SET EXERCISE
Copy every line that mentions the word "shortcuts".

PROVIDED RECORDS

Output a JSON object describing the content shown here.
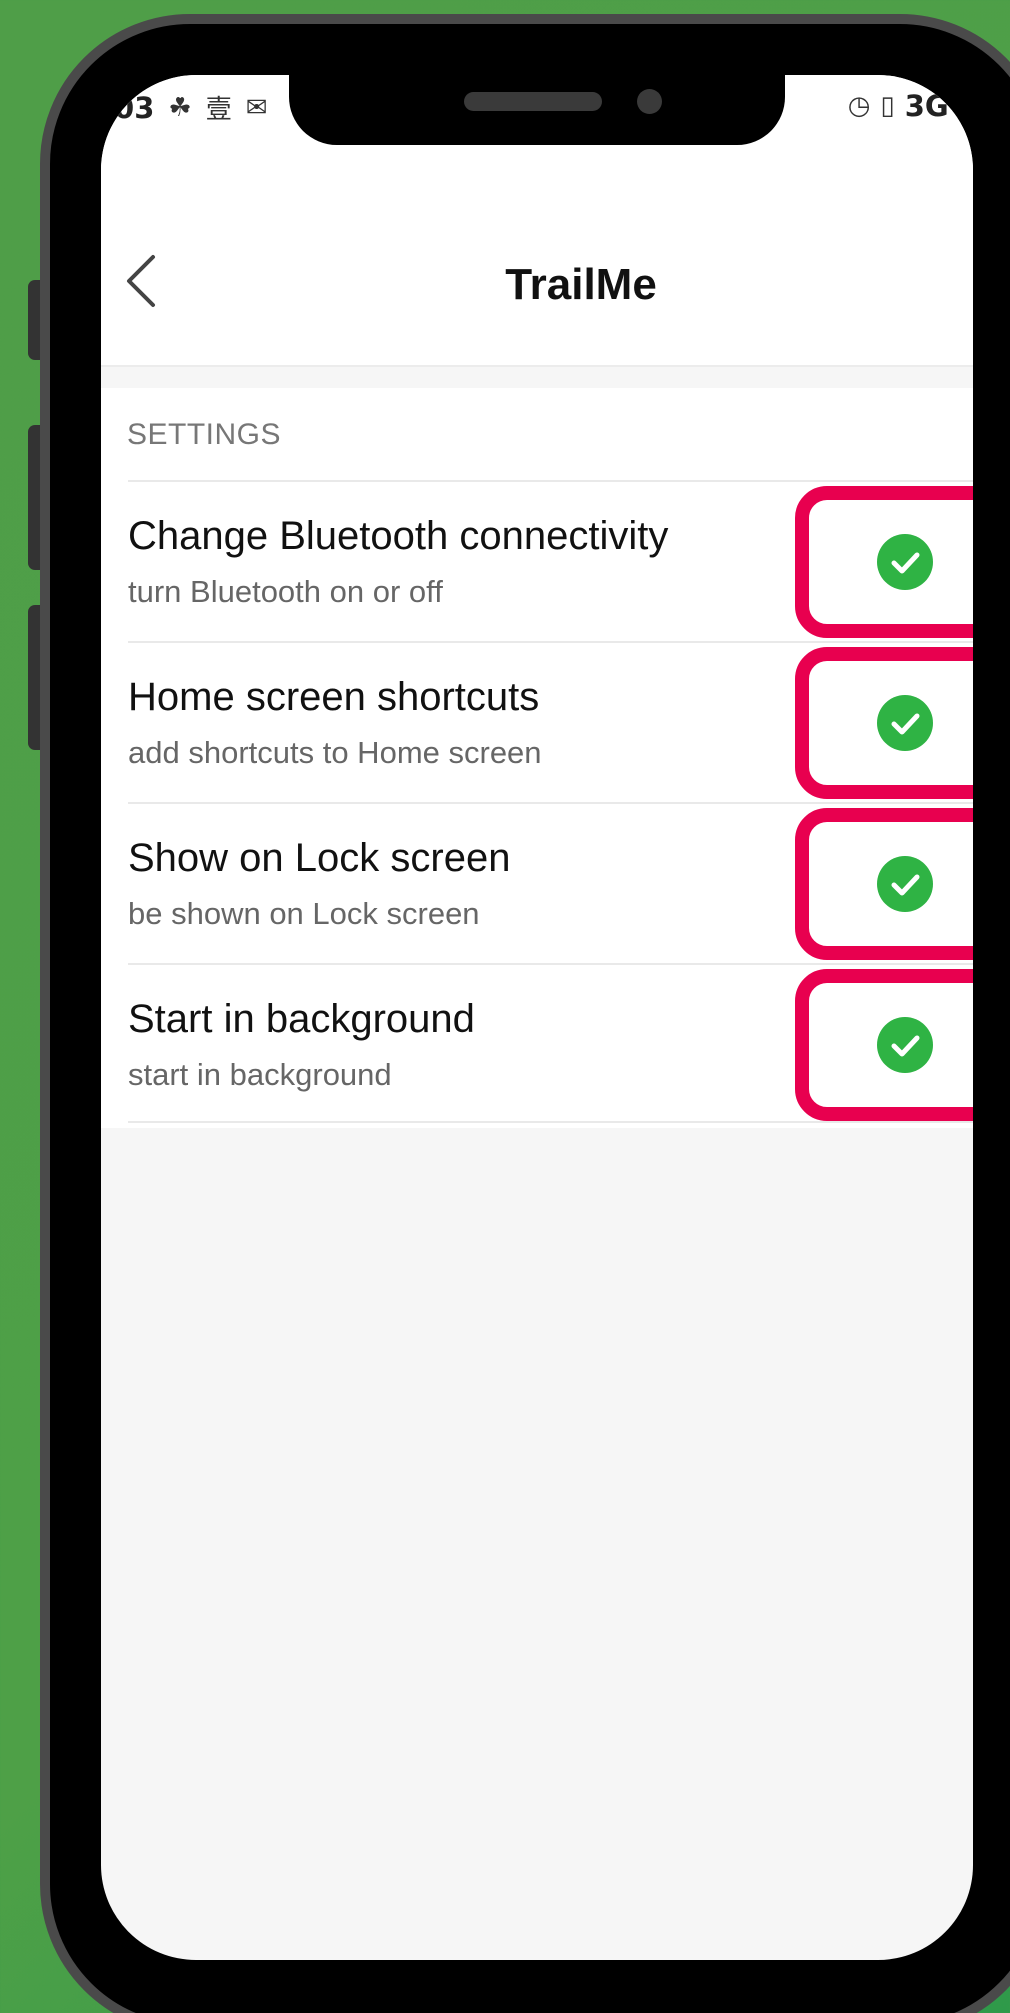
{
  "status_bar": {
    "time": ".03",
    "left_icons": [
      "news-now-icon",
      "app-notification-icon",
      "mail-icon"
    ],
    "right_text": "3G",
    "right_icons": [
      "alarm-icon",
      "signal-icon",
      "signal-icon"
    ]
  },
  "header": {
    "title": "TrailMe",
    "back_icon": "chevron-left-icon"
  },
  "settings": {
    "section_label": "SETTINGS",
    "items": [
      {
        "title": "Change Bluetooth connectivity",
        "subtitle": "turn Bluetooth on or off",
        "enabled": true
      },
      {
        "title": "Home screen shortcuts",
        "subtitle": "add shortcuts to Home screen",
        "enabled": true
      },
      {
        "title": "Show on Lock screen",
        "subtitle": "be shown on Lock screen",
        "enabled": true
      },
      {
        "title": "Start in background",
        "subtitle": "start in background",
        "enabled": true
      }
    ]
  },
  "colors": {
    "background_green": "#4f9e48",
    "highlight": "#e8004f",
    "check": "#2fb344"
  }
}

SOLVED EXERCISE
        "title": "Home screen shortcuts",
        "subtitle": "add shortcuts to Home screen",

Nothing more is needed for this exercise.